Requirement: Copy all the material that follows, keeping every character the same.

[start of Records supplied]

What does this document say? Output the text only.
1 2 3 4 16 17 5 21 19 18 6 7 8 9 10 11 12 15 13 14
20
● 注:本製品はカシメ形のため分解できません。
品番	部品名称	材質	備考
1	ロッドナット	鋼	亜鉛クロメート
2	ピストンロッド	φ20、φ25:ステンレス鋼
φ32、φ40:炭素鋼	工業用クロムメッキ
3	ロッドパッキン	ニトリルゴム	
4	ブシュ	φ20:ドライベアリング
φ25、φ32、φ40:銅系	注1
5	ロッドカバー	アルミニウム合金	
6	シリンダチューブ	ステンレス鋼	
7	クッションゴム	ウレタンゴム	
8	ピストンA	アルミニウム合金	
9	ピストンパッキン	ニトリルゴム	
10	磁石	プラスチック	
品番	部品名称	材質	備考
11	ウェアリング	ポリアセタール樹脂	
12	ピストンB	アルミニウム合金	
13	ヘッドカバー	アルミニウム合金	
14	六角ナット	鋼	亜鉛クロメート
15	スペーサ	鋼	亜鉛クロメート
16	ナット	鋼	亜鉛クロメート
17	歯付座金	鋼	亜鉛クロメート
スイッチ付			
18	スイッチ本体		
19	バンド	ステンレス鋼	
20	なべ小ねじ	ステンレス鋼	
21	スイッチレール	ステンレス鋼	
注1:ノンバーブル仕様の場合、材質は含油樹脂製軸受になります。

[end of Records supplied]

Result of this exercise:
What does this document say? Output the text only.
1 2 3 4 16 17 5 21 19 18 6 7 8 9 10 11 12 15 13 14
20
● 注:本製品はカシメ形のため分解できません。
品番	部品名称	材質	備考
1	ロッドナット	鋼	亜鉛クロメート
2	ピストンロッド	φ20、φ25:ステンレス鋼
φ32、φ40:炭素鋼	工業用クロムメッキ
3	ロッドパッキン	ニトリルゴム	
4	ブシュ	φ20:ドライベアリング
φ25、φ32、φ40:銅系	注1
5	ロッドカバー	アルミニウム合金	
6	シリンダチューブ	ステンレス鋼	
7	クッションゴム	ウレタンゴム	
8	ピストンA	アルミニウム合金	
9	ピストンパッキン	ニトリルゴム	
10	磁石	プラスチック	
品番	部品名称	材質	備考
11	ウェアリング	ポリアセタール樹脂	
12	ピストンB	アルミニウム合金	
13	ヘッドカバー	アルミニウム合金	
14	六角ナット	鋼	亜鉛クロメート
15	スペーサ	鋼	亜鉛クロメート
16	ナット	鋼	亜鉛クロメート
17	歯付座金	鋼	亜鉛クロメート
スイッチ付			
18	スイッチ本体		
19	バンド	ステンレス鋼	
20	なべ小ねじ	ステンレス鋼	
21	スイッチレール	ステンレス鋼	
注1:ノンバーブル仕様の場合、材質は含油樹脂製軸受になります。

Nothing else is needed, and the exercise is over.